TASK PROMPT — Repeat each record exactly as written, and drop any images.

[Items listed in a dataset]

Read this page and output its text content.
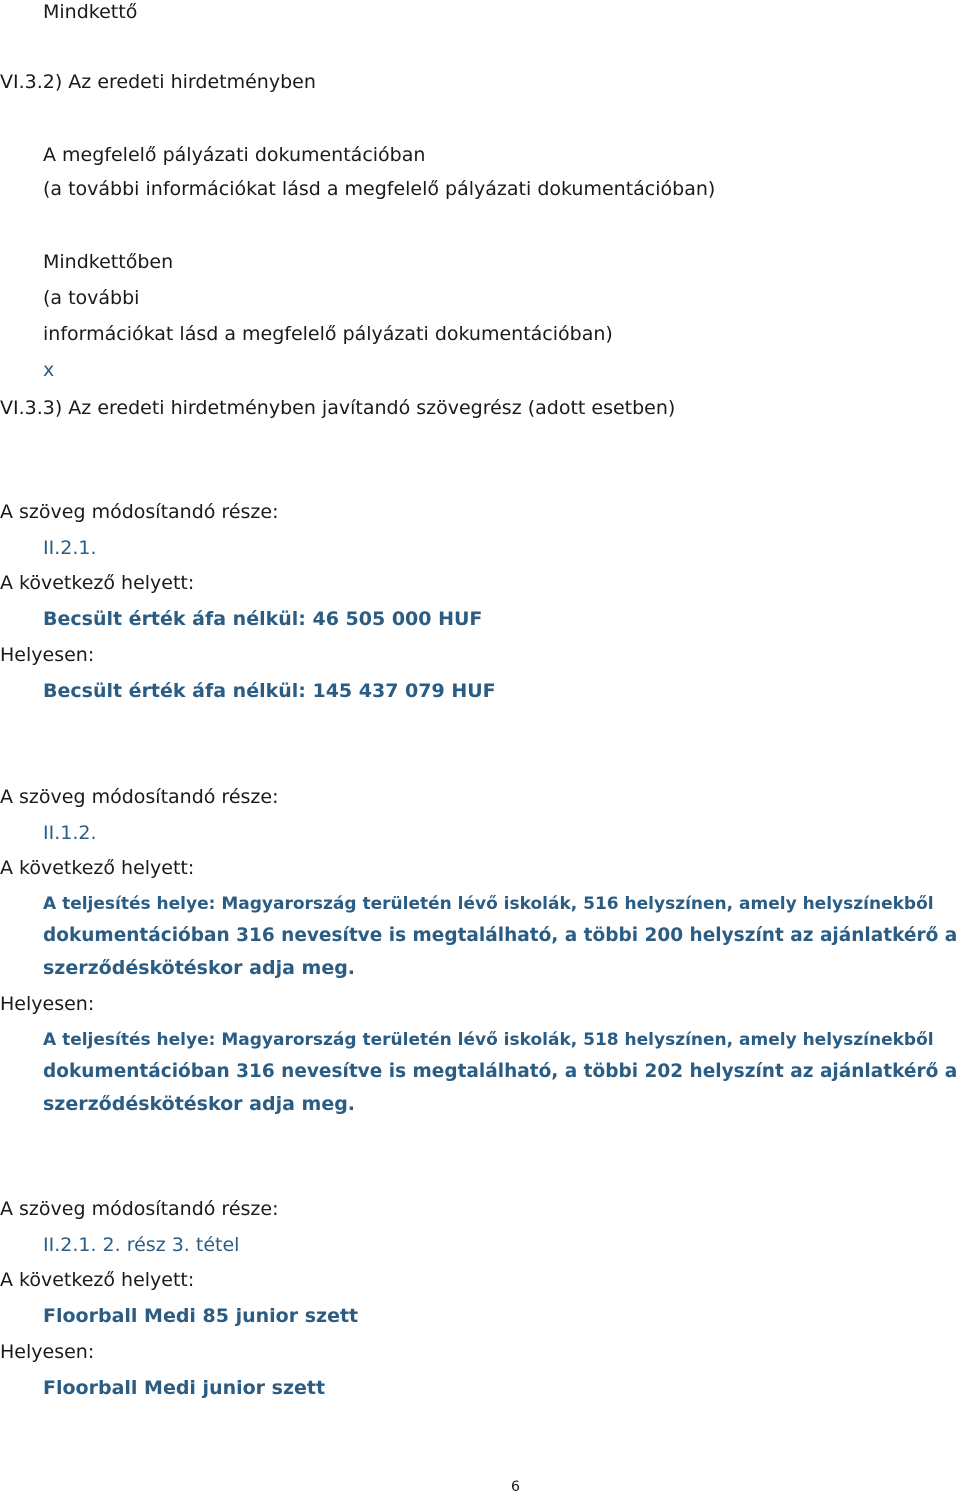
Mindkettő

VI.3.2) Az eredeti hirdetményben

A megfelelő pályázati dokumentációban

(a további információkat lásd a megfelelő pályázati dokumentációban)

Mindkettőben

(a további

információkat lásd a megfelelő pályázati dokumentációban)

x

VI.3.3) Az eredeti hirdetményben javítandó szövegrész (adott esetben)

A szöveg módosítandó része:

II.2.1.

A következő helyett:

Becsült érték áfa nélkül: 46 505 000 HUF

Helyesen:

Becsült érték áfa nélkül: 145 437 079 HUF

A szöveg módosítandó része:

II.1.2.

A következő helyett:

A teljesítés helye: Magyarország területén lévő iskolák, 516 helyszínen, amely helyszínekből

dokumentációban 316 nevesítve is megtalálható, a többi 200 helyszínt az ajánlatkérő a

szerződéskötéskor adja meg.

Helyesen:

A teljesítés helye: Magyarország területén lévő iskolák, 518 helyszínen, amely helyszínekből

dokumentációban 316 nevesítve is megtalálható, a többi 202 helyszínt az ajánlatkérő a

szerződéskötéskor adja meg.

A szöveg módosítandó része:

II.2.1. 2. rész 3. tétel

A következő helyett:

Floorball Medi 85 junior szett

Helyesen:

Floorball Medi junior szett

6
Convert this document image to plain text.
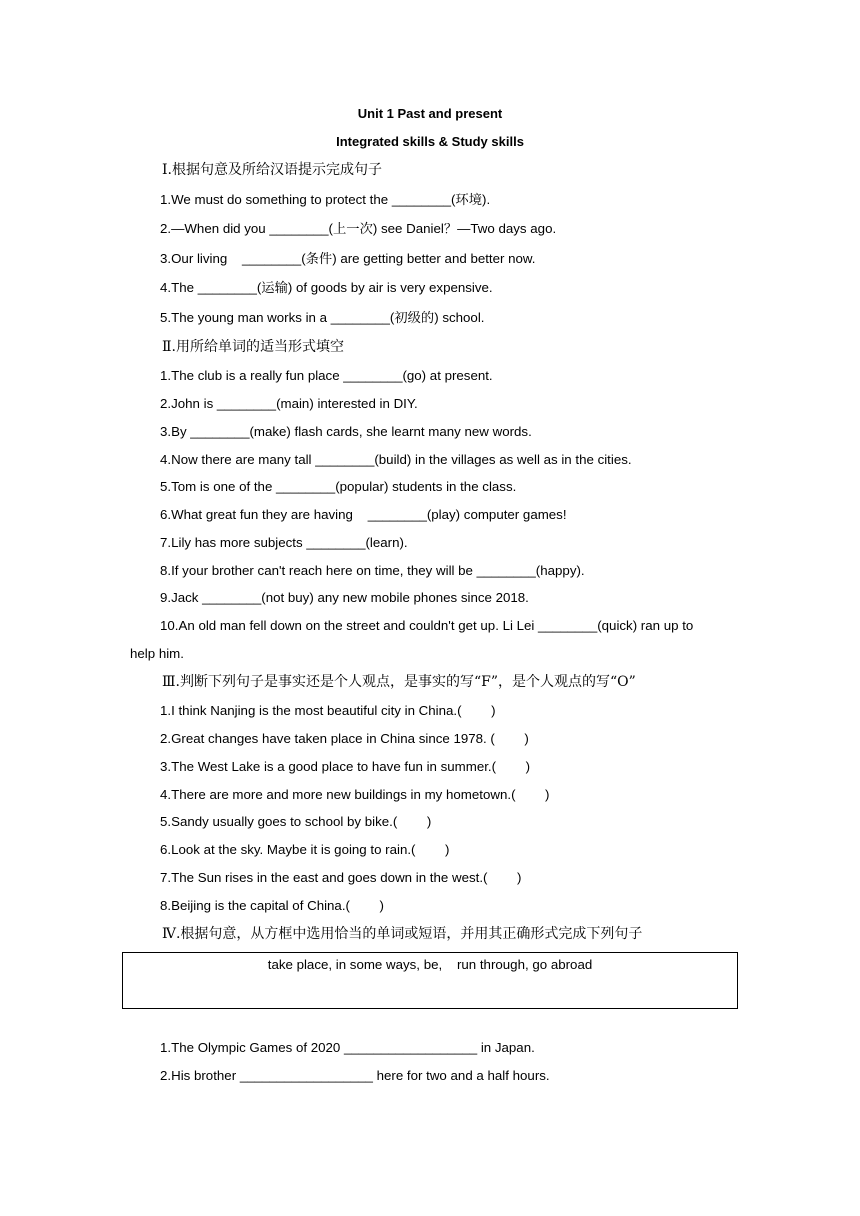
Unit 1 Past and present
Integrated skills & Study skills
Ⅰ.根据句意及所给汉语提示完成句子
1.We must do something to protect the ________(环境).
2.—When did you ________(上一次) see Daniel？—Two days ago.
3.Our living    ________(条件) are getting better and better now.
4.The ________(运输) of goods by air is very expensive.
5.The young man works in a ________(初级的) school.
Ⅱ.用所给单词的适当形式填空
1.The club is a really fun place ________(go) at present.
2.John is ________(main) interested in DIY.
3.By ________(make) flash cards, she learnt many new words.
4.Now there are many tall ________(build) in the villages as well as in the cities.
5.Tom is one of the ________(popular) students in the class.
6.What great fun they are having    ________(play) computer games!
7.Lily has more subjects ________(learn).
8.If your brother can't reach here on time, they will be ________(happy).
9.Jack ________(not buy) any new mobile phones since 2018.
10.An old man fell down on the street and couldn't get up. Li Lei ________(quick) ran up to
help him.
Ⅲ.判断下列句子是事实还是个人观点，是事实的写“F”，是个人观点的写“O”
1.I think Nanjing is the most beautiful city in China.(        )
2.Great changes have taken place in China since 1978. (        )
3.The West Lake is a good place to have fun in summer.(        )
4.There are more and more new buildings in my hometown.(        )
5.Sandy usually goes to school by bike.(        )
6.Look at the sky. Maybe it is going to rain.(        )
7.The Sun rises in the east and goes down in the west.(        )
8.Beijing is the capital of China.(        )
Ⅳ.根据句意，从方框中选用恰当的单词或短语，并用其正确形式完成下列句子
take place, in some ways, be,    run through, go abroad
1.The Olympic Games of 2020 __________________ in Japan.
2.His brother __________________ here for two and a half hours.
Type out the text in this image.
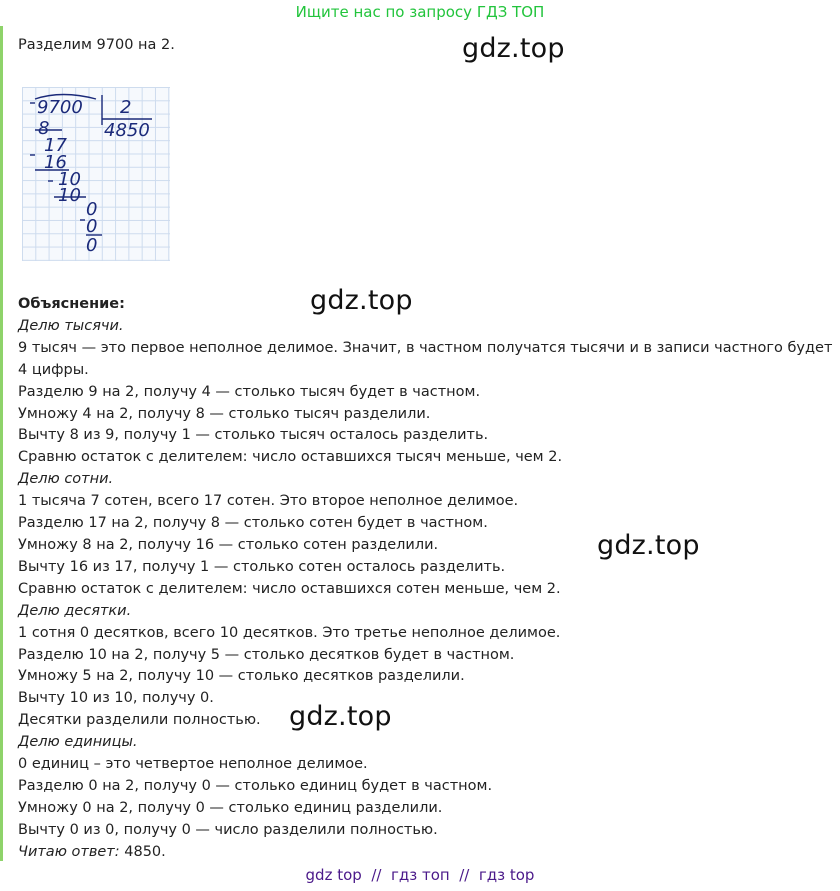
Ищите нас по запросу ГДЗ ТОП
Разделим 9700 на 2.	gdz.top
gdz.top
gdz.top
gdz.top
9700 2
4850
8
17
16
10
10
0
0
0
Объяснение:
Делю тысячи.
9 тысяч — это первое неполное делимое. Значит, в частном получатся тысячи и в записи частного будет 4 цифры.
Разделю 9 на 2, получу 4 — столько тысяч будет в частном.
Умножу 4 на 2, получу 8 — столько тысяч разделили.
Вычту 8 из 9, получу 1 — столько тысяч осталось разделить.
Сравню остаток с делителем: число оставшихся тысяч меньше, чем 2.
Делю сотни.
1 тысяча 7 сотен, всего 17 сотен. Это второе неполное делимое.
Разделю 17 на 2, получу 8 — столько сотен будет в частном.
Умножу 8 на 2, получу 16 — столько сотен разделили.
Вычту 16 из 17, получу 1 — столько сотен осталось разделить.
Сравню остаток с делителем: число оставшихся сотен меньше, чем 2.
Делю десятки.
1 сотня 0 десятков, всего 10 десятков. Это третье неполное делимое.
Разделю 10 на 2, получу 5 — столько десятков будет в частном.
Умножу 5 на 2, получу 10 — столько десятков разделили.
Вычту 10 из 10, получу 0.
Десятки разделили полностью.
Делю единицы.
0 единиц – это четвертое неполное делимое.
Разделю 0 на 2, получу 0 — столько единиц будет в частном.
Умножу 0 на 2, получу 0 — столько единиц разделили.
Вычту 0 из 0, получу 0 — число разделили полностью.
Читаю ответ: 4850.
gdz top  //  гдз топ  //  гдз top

RESPONSE TO THE EXERCISE —
Read this page and output its text content.
Mindkettő

VI.3.2) Az eredeti hirdetményben

A megfelelő pályázati dokumentációban

(a további információkat lásd a megfelelő pályázati dokumentációban)

Mindkettőben

(a további

információkat lásd a megfelelő pályázati dokumentációban)

x

VI.3.3) Az eredeti hirdetményben javítandó szövegrész (adott esetben)

A szöveg módosítandó része:

II.2.1.

A következő helyett:

Becsült érték áfa nélkül: 46 505 000 HUF

Helyesen:

Becsült érték áfa nélkül: 145 437 079 HUF

A szöveg módosítandó része:

II.1.2.

A következő helyett:

A teljesítés helye: Magyarország területén lévő iskolák, 516 helyszínen, amely helyszínekből

dokumentációban 316 nevesítve is megtalálható, a többi 200 helyszínt az ajánlatkérő a

szerződéskötéskor adja meg.

Helyesen:

A teljesítés helye: Magyarország területén lévő iskolák, 518 helyszínen, amely helyszínekből

dokumentációban 316 nevesítve is megtalálható, a többi 202 helyszínt az ajánlatkérő a

szerződéskötéskor adja meg.

A szöveg módosítandó része:

II.2.1. 2. rész 3. tétel

A következő helyett:

Floorball Medi 85 junior szett

Helyesen:

Floorball Medi junior szett

6
Convert this document image to plain text.
Unit 1 Past and present
Integrated skills & Study skills
Ⅰ.根据句意及所给汉语提示完成句子
1.We must do something to protect the ________(环境).
2.—When did you ________(上一次) see Daniel？—Two days ago.
3.Our living    ________(条件) are getting better and better now.
4.The ________(运输) of goods by air is very expensive.
5.The young man works in a ________(初级的) school.
Ⅱ.用所给单词的适当形式填空
1.The club is a really fun place ________(go) at present.
2.John is ________(main) interested in DIY.
3.By ________(make) flash cards, she learnt many new words.
4.Now there are many tall ________(build) in the villages as well as in the cities.
5.Tom is one of the ________(popular) students in the class.
6.What great fun they are having    ________(play) computer games!
7.Lily has more subjects ________(learn).
8.If your brother can't reach here on time, they will be ________(happy).
9.Jack ________(not buy) any new mobile phones since 2018.
10.An old man fell down on the street and couldn't get up. Li Lei ________(quick) ran up to
help him.
Ⅲ.判断下列句子是事实还是个人观点，是事实的写“F”，是个人观点的写“O”
1.I think Nanjing is the most beautiful city in China.(        )
2.Great changes have taken place in China since 1978. (        )
3.The West Lake is a good place to have fun in summer.(        )
4.There are more and more new buildings in my hometown.(        )
5.Sandy usually goes to school by bike.(        )
6.Look at the sky. Maybe it is going to rain.(        )
7.The Sun rises in the east and goes down in the west.(        )
8.Beijing is the capital of China.(        )
Ⅳ.根据句意，从方框中选用恰当的单词或短语，并用其正确形式完成下列句子
take place, in some ways, be,    run through, go abroad
1.The Olympic Games of 2020 __________________ in Japan.
2.His brother __________________ here for two and a half hours.
Type out the text in this image.
Ищите нас по запросу ГДЗ ТОП
Разделим 9700 на 2.	gdz.top
gdz.top
gdz.top
gdz.top
9700 2
4850
8
17
16
10
10
0
0
0
Объяснение:
Делю тысячи.
9 тысяч — это первое неполное делимое. Значит, в частном получатся тысячи и в записи частного будет 4 цифры.
Разделю 9 на 2, получу 4 — столько тысяч будет в частном.
Умножу 4 на 2, получу 8 — столько тысяч разделили.
Вычту 8 из 9, получу 1 — столько тысяч осталось разделить.
Сравню остаток с делителем: число оставшихся тысяч меньше, чем 2.
Делю сотни.
1 тысяча 7 сотен, всего 17 сотен. Это второе неполное делимое.
Разделю 17 на 2, получу 8 — столько сотен будет в частном.
Умножу 8 на 2, получу 16 — столько сотен разделили.
Вычту 16 из 17, получу 1 — столько сотен осталось разделить.
Сравню остаток с делителем: число оставшихся сотен меньше, чем 2.
Делю десятки.
1 сотня 0 десятков, всего 10 десятков. Это третье неполное делимое.
Разделю 10 на 2, получу 5 — столько десятков будет в частном.
Умножу 5 на 2, получу 10 — столько десятков разделили.
Вычту 10 из 10, получу 0.
Десятки разделили полностью.
Делю единицы.
0 единиц – это четвертое неполное делимое.
Разделю 0 на 2, получу 0 — столько единиц будет в частном.
Умножу 0 на 2, получу 0 — столько единиц разделили.
Вычту 0 из 0, получу 0 — число разделили полностью.
Читаю ответ: 4850.
gdz top  //  гдз топ  //  гдз top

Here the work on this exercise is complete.